A block of data:
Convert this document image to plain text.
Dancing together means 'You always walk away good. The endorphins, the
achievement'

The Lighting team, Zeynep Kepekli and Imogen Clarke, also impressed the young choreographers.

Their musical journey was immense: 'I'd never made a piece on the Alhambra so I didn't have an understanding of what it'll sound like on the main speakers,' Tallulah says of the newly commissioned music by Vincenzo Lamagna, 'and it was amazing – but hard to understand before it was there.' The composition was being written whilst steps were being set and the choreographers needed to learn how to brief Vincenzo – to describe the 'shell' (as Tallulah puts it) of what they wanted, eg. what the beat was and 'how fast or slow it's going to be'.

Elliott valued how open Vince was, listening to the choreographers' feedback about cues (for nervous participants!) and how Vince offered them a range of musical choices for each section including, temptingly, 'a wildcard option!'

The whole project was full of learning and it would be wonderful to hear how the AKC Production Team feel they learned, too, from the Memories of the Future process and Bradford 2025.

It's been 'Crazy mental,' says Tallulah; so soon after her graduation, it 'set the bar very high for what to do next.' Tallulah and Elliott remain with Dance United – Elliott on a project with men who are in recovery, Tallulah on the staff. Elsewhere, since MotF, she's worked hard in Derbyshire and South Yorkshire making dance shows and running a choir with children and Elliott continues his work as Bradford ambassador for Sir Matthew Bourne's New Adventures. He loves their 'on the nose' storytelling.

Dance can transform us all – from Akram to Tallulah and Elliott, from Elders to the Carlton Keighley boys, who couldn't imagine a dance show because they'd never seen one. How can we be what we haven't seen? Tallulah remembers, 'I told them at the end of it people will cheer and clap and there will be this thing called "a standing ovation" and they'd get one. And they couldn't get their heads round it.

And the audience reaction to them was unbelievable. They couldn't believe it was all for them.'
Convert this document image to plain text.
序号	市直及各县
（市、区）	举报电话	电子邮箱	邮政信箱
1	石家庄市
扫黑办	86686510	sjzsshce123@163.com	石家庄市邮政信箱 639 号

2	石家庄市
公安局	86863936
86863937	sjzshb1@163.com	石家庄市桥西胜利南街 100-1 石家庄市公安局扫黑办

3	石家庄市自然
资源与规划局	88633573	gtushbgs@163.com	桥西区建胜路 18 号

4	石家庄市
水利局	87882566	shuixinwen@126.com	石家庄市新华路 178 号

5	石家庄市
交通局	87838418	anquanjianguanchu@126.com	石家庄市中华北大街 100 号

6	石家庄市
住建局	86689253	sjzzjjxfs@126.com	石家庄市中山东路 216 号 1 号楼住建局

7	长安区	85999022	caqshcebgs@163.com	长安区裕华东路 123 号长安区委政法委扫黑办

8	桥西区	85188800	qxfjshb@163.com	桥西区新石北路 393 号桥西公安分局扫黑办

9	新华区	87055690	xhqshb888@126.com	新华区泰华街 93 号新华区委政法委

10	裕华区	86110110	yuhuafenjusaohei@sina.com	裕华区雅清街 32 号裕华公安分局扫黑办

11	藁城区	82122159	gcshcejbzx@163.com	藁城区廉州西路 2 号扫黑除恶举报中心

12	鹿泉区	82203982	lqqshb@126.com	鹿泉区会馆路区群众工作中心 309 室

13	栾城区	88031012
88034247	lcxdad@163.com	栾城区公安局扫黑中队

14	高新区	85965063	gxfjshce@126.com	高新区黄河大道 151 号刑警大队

The problem:
Work out how many lines of the data above hold the word "Elliott", and write only the count.

Final result:
3